WHAT YOU ARE ASKED TO DO: Go through the material below, count the lines with the word "因为水分子的空间结构及电子的不对称分布", and reply with the count alone.
● ● ●
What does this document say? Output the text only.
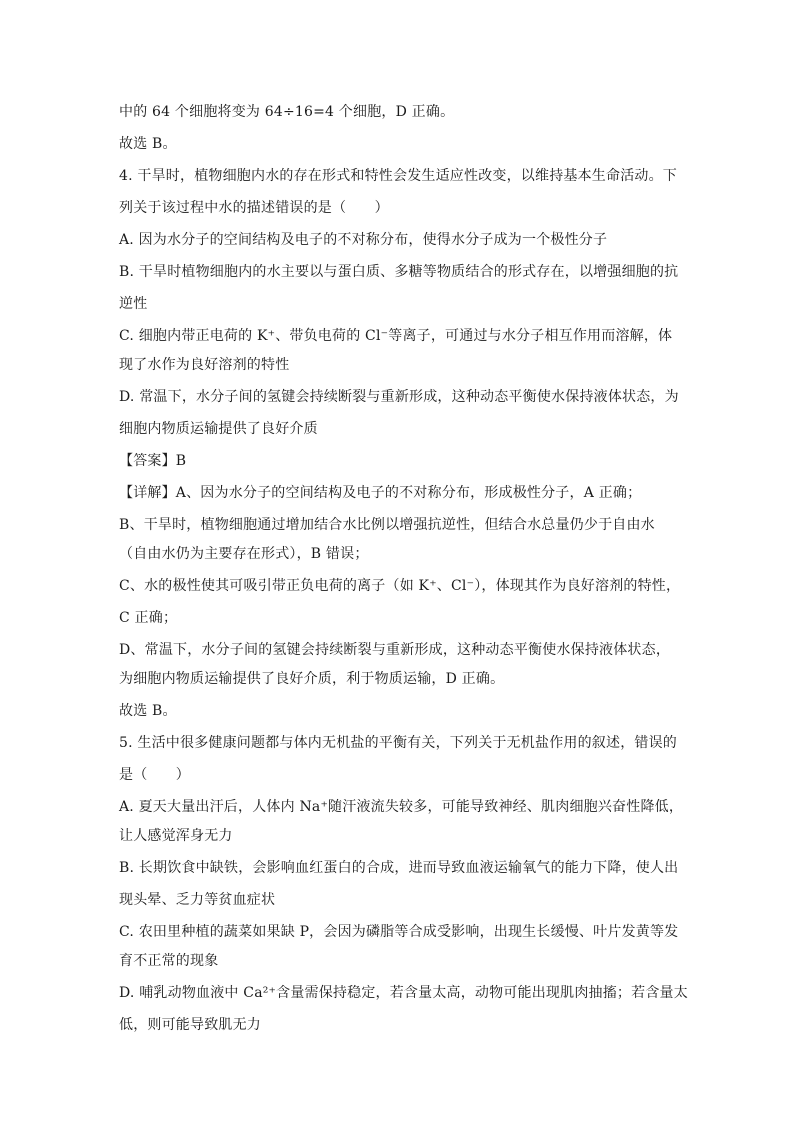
中的 64 个细胞将变为 64÷16=4 个细胞，D 正确。
故选 B。
4. 干旱时，植物细胞内水的存在形式和特性会发生适应性改变，以维持基本生命活动。下
列关于该过程中水的描述错误的是（　　）
A. 因为水分子的空间结构及电子的不对称分布，使得水分子成为一个极性分子
B. 干旱时植物细胞内的水主要以与蛋白质、多糖等物质结合的形式存在，以增强细胞的抗
逆性
C. 细胞内带正电荷的 K⁺、带负电荷的 Cl⁻等离子，可通过与水分子相互作用而溶解，体
现了水作为良好溶剂的特性
D. 常温下，水分子间的氢键会持续断裂与重新形成，这种动态平衡使水保持液体状态，为
细胞内物质运输提供了良好介质
【答案】B
【详解】A、因为水分子的空间结构及电子的不对称分布，形成极性分子，A 正确；
B、干旱时，植物细胞通过增加结合水比例以增强抗逆性，但结合水总量仍少于自由水
（自由水仍为主要存在形式），B 错误；
C、水的极性使其可吸引带正负电荷的离子（如 K⁺、Cl⁻），体现其作为良好溶剂的特性，
C 正确；
D、常温下，水分子间的氢键会持续断裂与重新形成，这种动态平衡使水保持液体状态，
为细胞内物质运输提供了良好介质，利于物质运输，D 正确。
故选 B。
5. 生活中很多健康问题都与体内无机盐的平衡有关，下列关于无机盐作用的叙述，错误的
是（　　）
A. 夏天大量出汗后，人体内 Na⁺随汗液流失较多，可能导致神经、肌肉细胞兴奋性降低，
让人感觉浑身无力
B. 长期饮食中缺铁，会影响血红蛋白的合成，进而导致血液运输氧气的能力下降，使人出
现头晕、乏力等贫血症状
C. 农田里种植的蔬菜如果缺 P，会因为磷脂等合成受影响，出现生长缓慢、叶片发黄等发
育不正常的现象
D. 哺乳动物血液中 Ca²⁺含量需保持稳定，若含量太高，动物可能出现肌肉抽搐；若含量太
低，则可能导致肌无力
● ● ●
RESULT OF THIS TASK: 2